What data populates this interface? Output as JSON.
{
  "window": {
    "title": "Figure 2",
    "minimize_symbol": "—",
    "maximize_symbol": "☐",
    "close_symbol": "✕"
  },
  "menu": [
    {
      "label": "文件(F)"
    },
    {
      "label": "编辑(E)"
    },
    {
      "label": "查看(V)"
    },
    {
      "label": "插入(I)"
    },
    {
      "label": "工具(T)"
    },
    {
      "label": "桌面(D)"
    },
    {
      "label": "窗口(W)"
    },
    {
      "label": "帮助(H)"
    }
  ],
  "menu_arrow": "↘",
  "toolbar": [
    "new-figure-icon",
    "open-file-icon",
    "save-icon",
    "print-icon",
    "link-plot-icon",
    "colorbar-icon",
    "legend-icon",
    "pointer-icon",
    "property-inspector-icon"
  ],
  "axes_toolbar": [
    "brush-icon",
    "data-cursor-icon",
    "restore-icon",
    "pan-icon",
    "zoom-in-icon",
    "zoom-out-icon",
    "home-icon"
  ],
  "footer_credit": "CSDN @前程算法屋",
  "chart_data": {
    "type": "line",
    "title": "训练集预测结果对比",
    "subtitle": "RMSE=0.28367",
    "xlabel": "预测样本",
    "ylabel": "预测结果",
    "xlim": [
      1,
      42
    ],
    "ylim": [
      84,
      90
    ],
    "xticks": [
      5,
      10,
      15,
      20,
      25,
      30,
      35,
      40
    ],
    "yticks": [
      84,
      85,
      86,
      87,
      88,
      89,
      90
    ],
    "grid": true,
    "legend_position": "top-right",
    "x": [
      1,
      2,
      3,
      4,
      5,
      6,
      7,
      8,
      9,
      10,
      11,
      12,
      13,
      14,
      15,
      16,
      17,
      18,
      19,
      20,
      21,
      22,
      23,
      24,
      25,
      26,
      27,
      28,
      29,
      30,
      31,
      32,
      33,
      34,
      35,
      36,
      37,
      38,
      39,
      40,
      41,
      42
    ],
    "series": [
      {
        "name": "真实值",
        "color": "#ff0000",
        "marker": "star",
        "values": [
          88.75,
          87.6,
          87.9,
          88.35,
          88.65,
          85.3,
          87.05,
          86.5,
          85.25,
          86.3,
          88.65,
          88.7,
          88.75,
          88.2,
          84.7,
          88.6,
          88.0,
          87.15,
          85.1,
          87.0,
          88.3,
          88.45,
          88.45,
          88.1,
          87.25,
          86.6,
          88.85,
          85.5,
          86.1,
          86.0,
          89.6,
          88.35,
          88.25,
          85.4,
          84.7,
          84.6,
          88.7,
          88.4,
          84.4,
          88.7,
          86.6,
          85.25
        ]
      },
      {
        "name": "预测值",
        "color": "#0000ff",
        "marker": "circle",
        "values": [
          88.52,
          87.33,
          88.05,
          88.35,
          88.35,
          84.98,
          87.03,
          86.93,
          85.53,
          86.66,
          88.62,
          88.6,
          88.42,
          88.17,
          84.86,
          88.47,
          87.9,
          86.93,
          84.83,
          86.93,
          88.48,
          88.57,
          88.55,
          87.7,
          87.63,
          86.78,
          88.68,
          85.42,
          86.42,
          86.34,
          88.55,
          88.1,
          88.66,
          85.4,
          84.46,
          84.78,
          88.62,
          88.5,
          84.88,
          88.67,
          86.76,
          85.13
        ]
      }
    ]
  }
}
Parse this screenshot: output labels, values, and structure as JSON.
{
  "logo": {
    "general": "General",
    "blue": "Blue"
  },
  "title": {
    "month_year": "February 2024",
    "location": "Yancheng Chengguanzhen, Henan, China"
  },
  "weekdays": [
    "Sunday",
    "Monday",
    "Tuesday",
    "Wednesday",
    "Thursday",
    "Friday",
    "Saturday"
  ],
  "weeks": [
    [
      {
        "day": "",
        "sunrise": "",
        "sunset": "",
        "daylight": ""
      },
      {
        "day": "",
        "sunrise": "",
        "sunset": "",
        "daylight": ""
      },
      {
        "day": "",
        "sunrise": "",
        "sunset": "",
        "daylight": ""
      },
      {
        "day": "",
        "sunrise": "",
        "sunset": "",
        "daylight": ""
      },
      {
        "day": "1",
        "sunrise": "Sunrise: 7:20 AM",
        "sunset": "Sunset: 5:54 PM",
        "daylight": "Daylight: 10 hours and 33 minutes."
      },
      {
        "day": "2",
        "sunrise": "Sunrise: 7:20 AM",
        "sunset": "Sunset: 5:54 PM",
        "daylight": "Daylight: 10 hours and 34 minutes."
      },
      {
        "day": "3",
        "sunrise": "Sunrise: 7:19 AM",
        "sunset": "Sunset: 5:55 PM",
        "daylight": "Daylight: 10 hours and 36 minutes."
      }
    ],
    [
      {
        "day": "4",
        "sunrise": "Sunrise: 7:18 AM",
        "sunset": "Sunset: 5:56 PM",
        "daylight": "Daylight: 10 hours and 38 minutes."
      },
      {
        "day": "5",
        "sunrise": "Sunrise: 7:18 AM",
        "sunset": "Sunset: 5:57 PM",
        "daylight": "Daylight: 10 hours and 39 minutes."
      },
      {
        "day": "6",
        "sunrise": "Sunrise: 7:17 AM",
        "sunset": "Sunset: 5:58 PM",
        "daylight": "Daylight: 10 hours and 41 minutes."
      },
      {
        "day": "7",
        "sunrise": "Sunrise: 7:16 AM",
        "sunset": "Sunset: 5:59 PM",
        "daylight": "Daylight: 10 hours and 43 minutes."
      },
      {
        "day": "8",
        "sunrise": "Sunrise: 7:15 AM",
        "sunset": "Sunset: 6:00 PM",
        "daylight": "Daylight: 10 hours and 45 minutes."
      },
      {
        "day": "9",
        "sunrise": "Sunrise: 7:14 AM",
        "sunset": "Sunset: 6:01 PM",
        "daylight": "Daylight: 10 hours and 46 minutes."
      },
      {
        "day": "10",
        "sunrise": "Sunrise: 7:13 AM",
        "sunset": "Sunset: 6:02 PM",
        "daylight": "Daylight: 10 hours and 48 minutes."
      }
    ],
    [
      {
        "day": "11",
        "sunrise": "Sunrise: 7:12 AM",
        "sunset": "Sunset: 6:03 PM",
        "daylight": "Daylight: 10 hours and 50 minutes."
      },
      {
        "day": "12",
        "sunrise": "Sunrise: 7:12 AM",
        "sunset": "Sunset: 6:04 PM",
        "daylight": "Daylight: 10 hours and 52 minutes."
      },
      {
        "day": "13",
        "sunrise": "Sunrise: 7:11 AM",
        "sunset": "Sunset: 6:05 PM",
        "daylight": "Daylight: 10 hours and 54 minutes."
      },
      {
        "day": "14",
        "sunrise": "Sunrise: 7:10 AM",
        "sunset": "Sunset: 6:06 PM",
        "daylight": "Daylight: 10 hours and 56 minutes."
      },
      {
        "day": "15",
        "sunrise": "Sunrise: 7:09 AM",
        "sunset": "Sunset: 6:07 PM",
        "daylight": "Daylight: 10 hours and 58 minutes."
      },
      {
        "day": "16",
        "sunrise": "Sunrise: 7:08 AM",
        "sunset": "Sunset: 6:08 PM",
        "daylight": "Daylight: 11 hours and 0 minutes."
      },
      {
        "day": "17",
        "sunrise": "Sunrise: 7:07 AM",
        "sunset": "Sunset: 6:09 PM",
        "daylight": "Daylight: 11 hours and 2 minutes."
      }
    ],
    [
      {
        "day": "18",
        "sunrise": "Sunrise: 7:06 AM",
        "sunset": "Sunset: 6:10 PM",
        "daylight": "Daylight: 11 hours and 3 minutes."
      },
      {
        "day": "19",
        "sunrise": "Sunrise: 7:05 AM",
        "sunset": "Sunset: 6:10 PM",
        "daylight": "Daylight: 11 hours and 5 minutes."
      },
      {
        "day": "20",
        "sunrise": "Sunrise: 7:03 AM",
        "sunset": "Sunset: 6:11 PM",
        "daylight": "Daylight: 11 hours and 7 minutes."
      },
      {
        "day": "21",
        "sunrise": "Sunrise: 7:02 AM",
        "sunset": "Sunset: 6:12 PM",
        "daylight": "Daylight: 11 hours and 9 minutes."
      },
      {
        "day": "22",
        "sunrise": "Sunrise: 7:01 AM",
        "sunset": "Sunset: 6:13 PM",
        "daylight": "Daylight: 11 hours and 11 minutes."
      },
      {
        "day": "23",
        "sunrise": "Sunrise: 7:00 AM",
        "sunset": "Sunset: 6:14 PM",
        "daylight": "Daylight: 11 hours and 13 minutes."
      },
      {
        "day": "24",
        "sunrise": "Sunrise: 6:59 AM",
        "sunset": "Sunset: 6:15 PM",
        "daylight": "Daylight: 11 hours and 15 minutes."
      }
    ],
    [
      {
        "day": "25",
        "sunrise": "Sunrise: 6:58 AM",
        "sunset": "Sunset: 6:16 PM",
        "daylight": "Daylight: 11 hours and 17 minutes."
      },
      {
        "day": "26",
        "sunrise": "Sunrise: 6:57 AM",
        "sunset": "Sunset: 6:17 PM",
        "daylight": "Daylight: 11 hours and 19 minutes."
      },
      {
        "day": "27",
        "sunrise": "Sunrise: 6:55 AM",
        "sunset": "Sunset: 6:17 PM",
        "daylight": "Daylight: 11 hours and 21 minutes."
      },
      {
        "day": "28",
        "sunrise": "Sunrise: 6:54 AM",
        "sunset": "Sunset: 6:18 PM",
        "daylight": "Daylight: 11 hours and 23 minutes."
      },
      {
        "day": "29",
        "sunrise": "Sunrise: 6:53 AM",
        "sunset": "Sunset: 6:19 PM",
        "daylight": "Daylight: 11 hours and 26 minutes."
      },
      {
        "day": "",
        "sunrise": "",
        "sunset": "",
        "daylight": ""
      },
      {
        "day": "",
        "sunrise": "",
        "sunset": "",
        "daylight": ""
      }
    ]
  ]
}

·····

Which lines hold the word "this"? Copy each of them from the records.

■ Exercise answer:
What data populates this interface? Output as JSON.
Parse this screenshot: output labels, values, and structure as JSON.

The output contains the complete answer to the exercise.